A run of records
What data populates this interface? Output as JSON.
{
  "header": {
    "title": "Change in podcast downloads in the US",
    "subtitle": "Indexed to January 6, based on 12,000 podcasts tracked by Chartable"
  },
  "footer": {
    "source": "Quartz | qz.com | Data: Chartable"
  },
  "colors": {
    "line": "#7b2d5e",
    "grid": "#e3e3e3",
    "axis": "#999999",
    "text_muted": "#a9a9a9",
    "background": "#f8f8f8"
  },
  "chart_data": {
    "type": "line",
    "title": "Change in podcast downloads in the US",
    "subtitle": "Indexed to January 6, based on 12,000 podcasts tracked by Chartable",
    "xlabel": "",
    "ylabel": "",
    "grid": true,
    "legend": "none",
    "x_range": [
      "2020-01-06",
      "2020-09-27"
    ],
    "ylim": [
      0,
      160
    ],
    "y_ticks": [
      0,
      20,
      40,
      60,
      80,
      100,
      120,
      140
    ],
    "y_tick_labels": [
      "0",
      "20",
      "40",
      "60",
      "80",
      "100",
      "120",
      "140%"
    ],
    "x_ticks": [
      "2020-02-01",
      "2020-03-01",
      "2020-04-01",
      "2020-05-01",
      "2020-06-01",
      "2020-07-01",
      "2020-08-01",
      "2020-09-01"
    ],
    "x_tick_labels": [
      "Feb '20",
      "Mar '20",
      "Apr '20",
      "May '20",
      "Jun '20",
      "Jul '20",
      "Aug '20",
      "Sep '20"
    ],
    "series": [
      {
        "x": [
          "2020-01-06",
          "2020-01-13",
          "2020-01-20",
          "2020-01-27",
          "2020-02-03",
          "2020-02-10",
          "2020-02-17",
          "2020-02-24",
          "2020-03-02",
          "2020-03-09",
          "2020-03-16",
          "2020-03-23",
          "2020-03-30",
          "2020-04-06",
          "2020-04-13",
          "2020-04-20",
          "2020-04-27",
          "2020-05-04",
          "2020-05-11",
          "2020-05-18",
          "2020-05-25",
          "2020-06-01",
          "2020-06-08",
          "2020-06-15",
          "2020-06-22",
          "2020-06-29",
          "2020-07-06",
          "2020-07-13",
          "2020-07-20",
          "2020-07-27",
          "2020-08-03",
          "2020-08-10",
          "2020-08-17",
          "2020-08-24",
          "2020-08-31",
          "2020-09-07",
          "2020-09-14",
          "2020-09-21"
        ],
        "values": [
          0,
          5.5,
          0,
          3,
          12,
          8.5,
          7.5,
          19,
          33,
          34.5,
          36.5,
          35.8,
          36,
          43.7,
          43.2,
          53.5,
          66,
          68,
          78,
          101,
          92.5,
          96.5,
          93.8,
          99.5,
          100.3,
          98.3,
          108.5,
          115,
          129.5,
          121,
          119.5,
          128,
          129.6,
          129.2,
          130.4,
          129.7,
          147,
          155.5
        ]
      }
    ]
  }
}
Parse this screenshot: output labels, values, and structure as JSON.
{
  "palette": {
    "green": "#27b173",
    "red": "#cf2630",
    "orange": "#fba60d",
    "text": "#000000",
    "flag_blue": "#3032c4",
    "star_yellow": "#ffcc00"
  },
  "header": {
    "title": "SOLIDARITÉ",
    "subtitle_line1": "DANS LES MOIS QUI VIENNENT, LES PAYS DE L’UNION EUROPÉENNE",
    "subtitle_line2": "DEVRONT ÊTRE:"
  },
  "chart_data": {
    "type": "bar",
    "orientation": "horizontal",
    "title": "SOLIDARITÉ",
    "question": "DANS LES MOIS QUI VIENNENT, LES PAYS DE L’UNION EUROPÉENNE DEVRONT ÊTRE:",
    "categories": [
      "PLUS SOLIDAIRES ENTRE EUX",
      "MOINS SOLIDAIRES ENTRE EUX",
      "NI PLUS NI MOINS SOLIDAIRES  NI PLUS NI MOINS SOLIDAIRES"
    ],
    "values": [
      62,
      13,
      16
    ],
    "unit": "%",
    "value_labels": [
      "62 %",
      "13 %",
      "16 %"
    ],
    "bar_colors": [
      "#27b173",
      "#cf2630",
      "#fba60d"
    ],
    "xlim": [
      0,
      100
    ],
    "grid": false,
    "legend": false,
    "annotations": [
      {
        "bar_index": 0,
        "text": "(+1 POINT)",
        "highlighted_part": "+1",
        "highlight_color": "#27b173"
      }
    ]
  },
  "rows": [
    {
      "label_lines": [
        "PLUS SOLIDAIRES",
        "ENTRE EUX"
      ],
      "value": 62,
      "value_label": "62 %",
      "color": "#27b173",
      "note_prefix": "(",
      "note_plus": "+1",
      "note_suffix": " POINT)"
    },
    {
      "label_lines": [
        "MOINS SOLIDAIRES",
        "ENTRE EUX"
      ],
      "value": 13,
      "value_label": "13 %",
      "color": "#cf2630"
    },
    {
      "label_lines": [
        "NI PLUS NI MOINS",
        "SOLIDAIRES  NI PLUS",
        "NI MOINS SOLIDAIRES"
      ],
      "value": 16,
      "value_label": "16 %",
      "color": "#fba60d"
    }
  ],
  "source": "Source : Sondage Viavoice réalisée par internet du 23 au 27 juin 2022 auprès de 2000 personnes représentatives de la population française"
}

* The request
Copy only the stretch running from the line containing "Parse this screenshot: output" to the final line of the entries, both ends included, exactly as it stands.

* Result of this exercise
Parse this screenshot: output labels, values, and structure as JSON.
{
  "palette": {
    "green": "#27b173",
    "red": "#cf2630",
    "orange": "#fba60d",
    "text": "#000000",
    "flag_blue": "#3032c4",
    "star_yellow": "#ffcc00"
  },
  "header": {
    "title": "SOLIDARITÉ",
    "subtitle_line1": "DANS LES MOIS QUI VIENNENT, LES PAYS DE L’UNION EUROPÉENNE",
    "subtitle_line2": "DEVRONT ÊTRE:"
  },
  "chart_data": {
    "type": "bar",
    "orientation": "horizontal",
    "title": "SOLIDARITÉ",
    "question": "DANS LES MOIS QUI VIENNENT, LES PAYS DE L’UNION EUROPÉENNE DEVRONT ÊTRE:",
    "categories": [
      "PLUS SOLIDAIRES ENTRE EUX",
      "MOINS SOLIDAIRES ENTRE EUX",
      "NI PLUS NI MOINS SOLIDAIRES  NI PLUS NI MOINS SOLIDAIRES"
    ],
    "values": [
      62,
      13,
      16
    ],
    "unit": "%",
    "value_labels": [
      "62 %",
      "13 %",
      "16 %"
    ],
    "bar_colors": [
      "#27b173",
      "#cf2630",
      "#fba60d"
    ],
    "xlim": [
      0,
      100
    ],
    "grid": false,
    "legend": false,
    "annotations": [
      {
        "bar_index": 0,
        "text": "(+1 POINT)",
        "highlighted_part": "+1",
        "highlight_color": "#27b173"
      }
    ]
  },
  "rows": [
    {
      "label_lines": [
        "PLUS SOLIDAIRES",
        "ENTRE EUX"
      ],
      "value": 62,
      "value_label": "62 %",
      "color": "#27b173",
      "note_prefix": "(",
      "note_plus": "+1",
      "note_suffix": " POINT)"
    },
    {
      "label_lines": [
        "MOINS SOLIDAIRES",
        "ENTRE EUX"
      ],
      "value": 13,
      "value_label": "13 %",
      "color": "#cf2630"
    },
    {
      "label_lines": [
        "NI PLUS NI MOINS",
        "SOLIDAIRES  NI PLUS",
        "NI MOINS SOLIDAIRES"
      ],
      "value": 16,
      "value_label": "16 %",
      "color": "#fba60d"
    }
  ],
  "source": "Source : Sondage Viavoice réalisée par internet du 23 au 27 juin 2022 auprès de 2000 personnes représentatives de la population française"
}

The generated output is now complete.